* BEGIN Document excerpt *
6.4 Delivery will be deemed to take place either when the Purchaser is notified that the Materials are available for collection or at the time of arrival at the Destination. If the Company or its Carrier is unable to deliver because of inadequate instructions, or the Purchaser wrongly fails to take delivery of the Materials, delivery is deemed to take place at the time when the Company has tendered delivery of the Materials.

6.5 The Company shall use all reasonable endeavours to comply with any time or date given or agreed by the Company for delivery of the Materials, but any aforesaid dates and times are intended for guidance purposes only and shall not be of essence, and shall not be capable of being made of the essence by notice from the Purchaser. If no times or dates are specified, the Materials shall be delivered within a reasonable time of the acceptance of the order.

6.6 The Company may deliver the Materials by means of separate instalment and each instalment shall be invoiced and paid for in accordance with the Contract. Each instalment shall for the purpose of delivery be treated as a separate supply and a delay or failure to deliver any instalment or any claim by the Purchaser in respect of any instalment shall not entitle the Purchaser to repudiate, cancel or terminate the Contract.

6.7 Without prejudice to any other rights or remedy available to the Company an Additional Charge may be made if:

6.7.1 the Purchaser incurs any of the additional charges set out on the relevant Company quotation;

6.7.2 delivery is notified outside the Company’s local operating hours or on a bank or public holiday;

6.7.3 the Purchaser defers, re-directs or fails to take a delivery fails to give sufficient delivery instructions or its failure to obtain appropriate licences or authorisations or prevents or delays delivery;

6.7.4 the Purchaser returns part of the delivery having failed to accept the full ordered quantity of Materials;

6.7.5 the unloading of the delivery vehicle is delayed for more than 30 minutes or in the case of ready mix concrete is not completed within 30 minutes of arrival at the Destination point;

6.7.6 the Purchaser requires delivery of the Materials in quantities less than the Company’s minimum loads,

6.7.7 unused Materials are returned to the Company for disposal.
* END Document excerpt *
■ Prompt 1
Quote the records exactly, starting at the line that contains "What elements are" and ending at the line that contains "bay-dim-label: 3960 — [394, 186, 412, 195]". Leave out the pictures.
* BEGIN Dataset excerpts *
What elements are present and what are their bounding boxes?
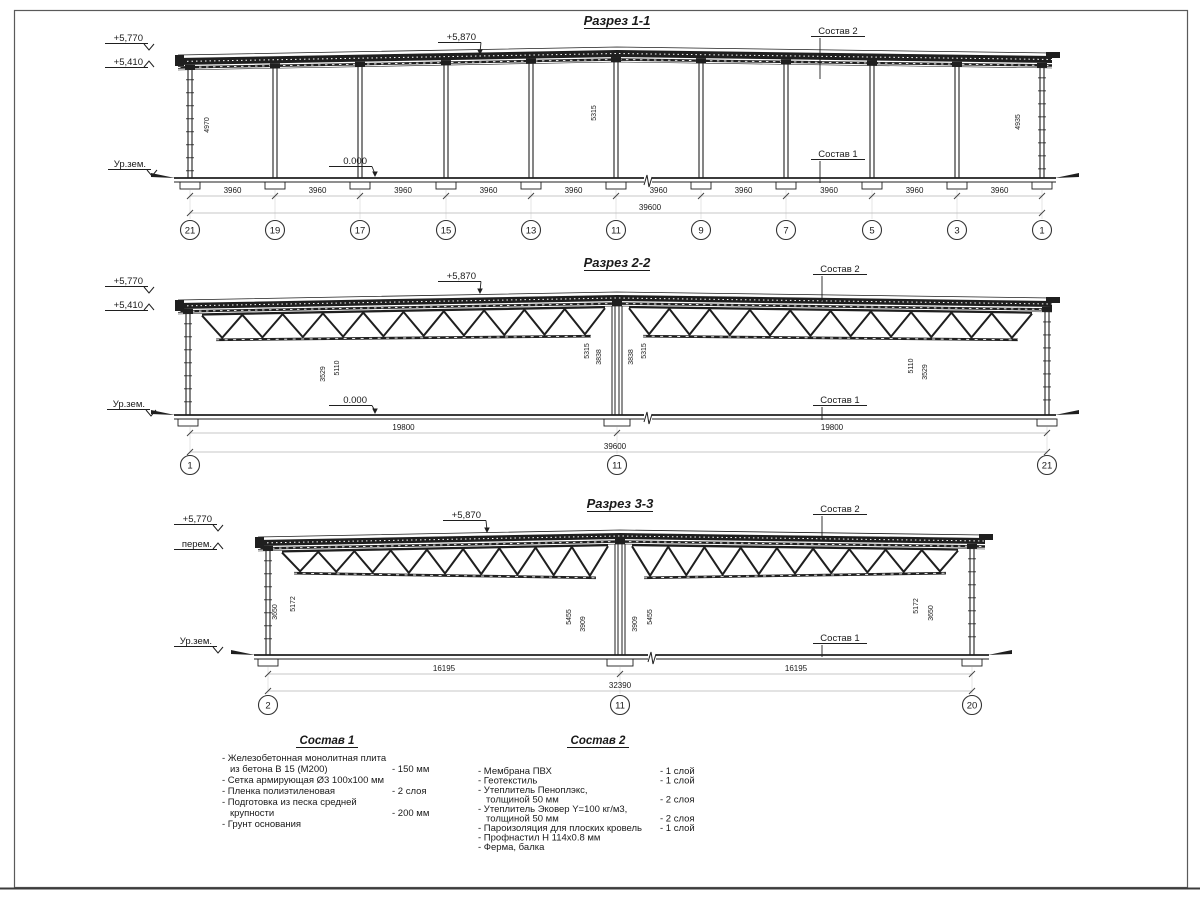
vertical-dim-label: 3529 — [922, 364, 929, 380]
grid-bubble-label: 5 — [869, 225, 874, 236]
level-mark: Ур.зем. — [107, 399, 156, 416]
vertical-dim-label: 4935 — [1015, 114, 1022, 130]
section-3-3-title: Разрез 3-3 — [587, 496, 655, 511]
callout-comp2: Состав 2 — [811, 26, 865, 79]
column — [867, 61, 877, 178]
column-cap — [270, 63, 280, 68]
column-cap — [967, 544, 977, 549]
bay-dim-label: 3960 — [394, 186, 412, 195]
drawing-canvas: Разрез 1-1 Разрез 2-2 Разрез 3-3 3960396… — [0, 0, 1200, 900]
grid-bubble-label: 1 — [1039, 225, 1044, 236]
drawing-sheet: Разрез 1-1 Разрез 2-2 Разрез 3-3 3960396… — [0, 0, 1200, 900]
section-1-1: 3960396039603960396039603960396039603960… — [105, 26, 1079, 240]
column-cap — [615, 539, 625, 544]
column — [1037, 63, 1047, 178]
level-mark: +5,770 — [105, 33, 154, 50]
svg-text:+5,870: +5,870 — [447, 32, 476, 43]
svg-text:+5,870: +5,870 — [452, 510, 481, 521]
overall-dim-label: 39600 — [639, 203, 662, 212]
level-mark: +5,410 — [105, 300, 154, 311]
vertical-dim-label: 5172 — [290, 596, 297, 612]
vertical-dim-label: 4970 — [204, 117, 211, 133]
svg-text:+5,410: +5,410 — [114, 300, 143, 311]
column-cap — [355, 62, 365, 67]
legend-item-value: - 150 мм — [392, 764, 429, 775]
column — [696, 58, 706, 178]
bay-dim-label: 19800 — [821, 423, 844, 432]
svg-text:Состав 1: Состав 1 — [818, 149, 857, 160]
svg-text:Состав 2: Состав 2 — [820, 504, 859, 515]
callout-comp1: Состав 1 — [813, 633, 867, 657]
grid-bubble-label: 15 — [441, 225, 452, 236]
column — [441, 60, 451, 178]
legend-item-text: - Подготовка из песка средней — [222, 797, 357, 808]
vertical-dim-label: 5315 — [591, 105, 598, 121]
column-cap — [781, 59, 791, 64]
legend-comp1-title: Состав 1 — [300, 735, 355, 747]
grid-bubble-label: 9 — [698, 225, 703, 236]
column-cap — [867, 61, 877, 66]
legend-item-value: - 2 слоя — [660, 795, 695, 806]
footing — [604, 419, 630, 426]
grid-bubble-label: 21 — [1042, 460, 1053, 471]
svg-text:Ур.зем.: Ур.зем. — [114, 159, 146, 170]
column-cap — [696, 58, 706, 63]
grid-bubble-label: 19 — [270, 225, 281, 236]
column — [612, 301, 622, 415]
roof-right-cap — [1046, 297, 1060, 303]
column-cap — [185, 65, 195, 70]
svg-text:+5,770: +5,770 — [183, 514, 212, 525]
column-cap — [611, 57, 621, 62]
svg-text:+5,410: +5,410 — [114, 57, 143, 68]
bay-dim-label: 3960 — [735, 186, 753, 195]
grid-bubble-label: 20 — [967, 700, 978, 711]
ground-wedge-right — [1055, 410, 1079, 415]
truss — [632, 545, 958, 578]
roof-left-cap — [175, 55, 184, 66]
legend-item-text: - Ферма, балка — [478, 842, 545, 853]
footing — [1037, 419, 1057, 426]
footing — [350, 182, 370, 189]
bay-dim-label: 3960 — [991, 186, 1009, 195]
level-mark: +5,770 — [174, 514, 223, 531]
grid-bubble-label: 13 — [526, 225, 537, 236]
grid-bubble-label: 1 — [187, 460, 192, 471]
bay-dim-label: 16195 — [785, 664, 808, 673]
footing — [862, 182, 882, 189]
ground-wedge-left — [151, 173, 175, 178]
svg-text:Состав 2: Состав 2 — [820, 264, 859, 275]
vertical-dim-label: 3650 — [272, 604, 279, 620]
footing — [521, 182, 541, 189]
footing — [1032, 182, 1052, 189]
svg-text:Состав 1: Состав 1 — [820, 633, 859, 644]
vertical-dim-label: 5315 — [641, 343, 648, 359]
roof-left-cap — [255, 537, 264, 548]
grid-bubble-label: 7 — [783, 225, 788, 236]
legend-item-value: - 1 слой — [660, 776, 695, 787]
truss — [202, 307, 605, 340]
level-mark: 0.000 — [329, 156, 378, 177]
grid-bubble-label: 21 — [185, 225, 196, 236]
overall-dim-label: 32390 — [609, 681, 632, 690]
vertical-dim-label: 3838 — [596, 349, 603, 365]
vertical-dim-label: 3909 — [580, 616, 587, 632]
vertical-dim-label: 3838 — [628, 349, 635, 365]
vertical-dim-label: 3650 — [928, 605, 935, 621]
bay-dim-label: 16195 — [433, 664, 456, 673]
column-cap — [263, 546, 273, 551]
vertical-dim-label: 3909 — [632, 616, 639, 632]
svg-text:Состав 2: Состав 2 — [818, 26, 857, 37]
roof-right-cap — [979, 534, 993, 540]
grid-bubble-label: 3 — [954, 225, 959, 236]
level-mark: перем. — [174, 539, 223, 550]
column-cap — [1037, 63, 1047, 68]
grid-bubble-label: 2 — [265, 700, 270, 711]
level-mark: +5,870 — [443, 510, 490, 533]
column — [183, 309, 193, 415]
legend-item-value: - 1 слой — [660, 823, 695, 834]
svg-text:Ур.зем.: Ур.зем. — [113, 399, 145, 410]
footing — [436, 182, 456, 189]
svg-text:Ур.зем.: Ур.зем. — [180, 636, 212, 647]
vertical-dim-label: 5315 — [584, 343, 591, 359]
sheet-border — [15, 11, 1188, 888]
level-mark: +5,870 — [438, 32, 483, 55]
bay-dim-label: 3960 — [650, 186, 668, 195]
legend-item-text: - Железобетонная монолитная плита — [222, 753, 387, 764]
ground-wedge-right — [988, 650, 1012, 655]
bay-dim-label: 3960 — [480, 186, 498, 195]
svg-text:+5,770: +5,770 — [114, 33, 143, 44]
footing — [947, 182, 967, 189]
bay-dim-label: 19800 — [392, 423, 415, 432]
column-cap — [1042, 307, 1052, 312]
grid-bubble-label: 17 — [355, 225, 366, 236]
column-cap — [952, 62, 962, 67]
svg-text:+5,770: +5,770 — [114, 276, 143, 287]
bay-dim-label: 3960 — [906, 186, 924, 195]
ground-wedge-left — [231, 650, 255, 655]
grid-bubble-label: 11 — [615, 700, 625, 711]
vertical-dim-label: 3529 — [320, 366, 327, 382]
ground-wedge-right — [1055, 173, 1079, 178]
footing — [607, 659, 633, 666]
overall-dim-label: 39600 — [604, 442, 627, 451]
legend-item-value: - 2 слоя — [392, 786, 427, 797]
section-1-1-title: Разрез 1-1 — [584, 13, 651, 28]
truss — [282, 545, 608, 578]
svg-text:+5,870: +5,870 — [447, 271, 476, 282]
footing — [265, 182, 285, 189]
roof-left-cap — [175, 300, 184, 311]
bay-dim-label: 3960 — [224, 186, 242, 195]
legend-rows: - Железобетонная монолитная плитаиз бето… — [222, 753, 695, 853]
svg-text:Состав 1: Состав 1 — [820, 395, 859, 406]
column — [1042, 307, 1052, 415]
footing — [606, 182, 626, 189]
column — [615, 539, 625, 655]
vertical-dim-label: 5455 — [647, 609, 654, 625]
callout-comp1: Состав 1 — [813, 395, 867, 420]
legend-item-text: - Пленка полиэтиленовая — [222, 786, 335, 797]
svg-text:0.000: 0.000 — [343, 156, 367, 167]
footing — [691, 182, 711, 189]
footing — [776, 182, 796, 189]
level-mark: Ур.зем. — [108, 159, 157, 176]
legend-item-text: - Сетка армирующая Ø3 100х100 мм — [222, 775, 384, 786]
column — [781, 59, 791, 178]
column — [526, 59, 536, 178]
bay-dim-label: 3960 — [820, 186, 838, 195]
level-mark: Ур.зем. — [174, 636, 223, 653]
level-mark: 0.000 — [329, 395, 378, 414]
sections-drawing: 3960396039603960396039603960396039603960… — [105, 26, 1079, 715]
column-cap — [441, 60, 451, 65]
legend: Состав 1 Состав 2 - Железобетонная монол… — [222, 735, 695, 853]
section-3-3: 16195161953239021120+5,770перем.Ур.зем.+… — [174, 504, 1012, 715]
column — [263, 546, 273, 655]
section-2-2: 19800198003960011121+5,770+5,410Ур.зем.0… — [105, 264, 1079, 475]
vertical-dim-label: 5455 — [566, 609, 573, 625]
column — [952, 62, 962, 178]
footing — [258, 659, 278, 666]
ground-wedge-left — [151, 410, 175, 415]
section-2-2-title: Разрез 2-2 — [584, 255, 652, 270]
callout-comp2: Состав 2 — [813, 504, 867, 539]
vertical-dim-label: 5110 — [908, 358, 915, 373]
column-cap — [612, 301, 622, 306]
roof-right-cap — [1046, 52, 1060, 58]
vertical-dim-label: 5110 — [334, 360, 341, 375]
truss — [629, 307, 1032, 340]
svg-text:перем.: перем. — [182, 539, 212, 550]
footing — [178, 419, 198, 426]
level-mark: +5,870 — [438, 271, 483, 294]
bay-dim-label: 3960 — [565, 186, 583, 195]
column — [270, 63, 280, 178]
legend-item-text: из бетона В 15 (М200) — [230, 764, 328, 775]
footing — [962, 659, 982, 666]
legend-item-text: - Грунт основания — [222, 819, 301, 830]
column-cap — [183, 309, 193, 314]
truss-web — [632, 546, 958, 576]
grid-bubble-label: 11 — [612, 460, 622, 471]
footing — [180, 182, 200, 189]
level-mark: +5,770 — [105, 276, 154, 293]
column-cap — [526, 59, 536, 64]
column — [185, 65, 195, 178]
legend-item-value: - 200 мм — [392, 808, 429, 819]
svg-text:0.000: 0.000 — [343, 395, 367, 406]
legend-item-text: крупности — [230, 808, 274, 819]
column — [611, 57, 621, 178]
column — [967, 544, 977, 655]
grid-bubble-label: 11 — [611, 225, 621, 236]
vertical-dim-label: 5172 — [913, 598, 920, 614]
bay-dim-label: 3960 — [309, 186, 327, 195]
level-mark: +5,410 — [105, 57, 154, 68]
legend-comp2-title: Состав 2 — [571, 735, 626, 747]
* END Dataset excerpts *
* BEGIN Dataset excerpts *
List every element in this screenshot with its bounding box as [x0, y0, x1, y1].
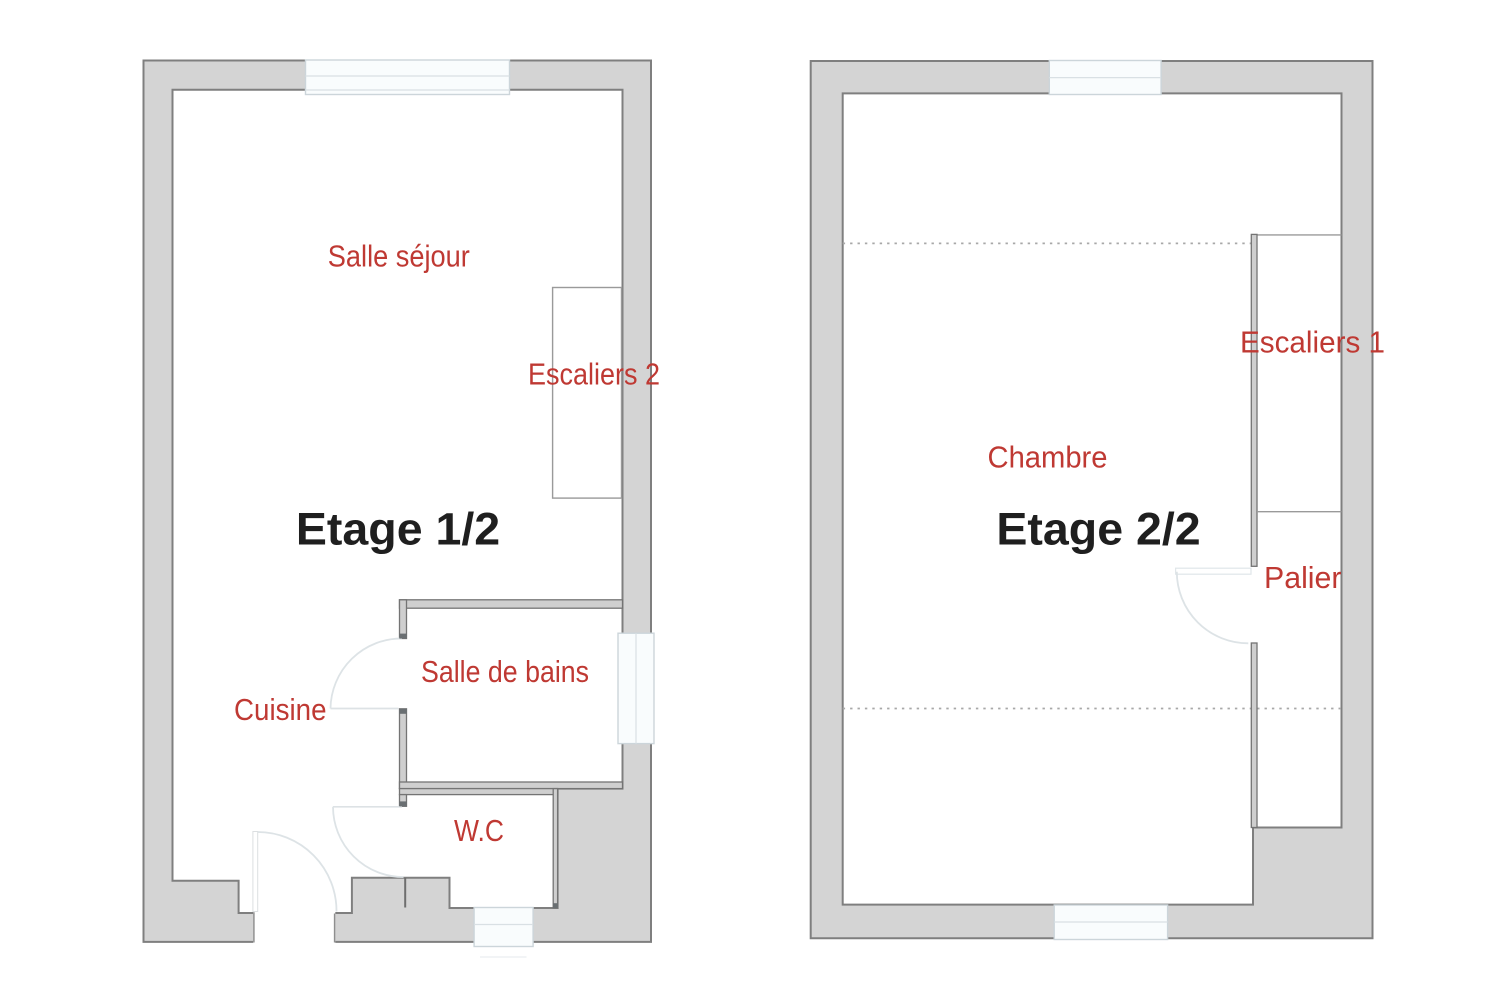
* END Dataset excerpts *
■ Prompt 2
Print the passage of the delivery terms starting at "6.7.2 delivery is" and ending at "Company for disposal.", word for word.

■ Task solution 1
What elements are present and what are their bounding boxes?
vertical-dim-label: 3529 — [922, 364, 929, 380]
grid-bubble-label: 5 — [869, 225, 874, 236]
level-mark: Ур.зем. — [107, 399, 156, 416]
vertical-dim-label: 4935 — [1015, 114, 1022, 130]
section-3-3-title: Разрез 3-3 — [587, 496, 655, 511]
callout-comp2: Состав 2 — [811, 26, 865, 79]
column — [867, 61, 877, 178]
column-cap — [270, 63, 280, 68]
column-cap — [967, 544, 977, 549]
bay-dim-label: 3960 — [394, 186, 412, 195]

■ Task solution 2
6.7.2 delivery is notified outside the Company’s local operating hours or on a bank or public holiday;

6.7.3 the Purchaser defers, re-directs or fails to take a delivery fails to give sufficient delivery instructions or its failure to obtain appropriate licences or authorisations or prevents or delays delivery;

6.7.4 the Purchaser returns part of the delivery having failed to accept the full ordered quantity of Materials;

6.7.5 the unloading of the delivery vehicle is delayed for more than 30 minutes or in the case of ready mix concrete is not completed within 30 minutes of arrival at the Destination point;

6.7.6 the Purchaser requires delivery of the Materials in quantities less than the Company’s minimum loads,

6.7.7 unused Materials are returned to the Company for disposal.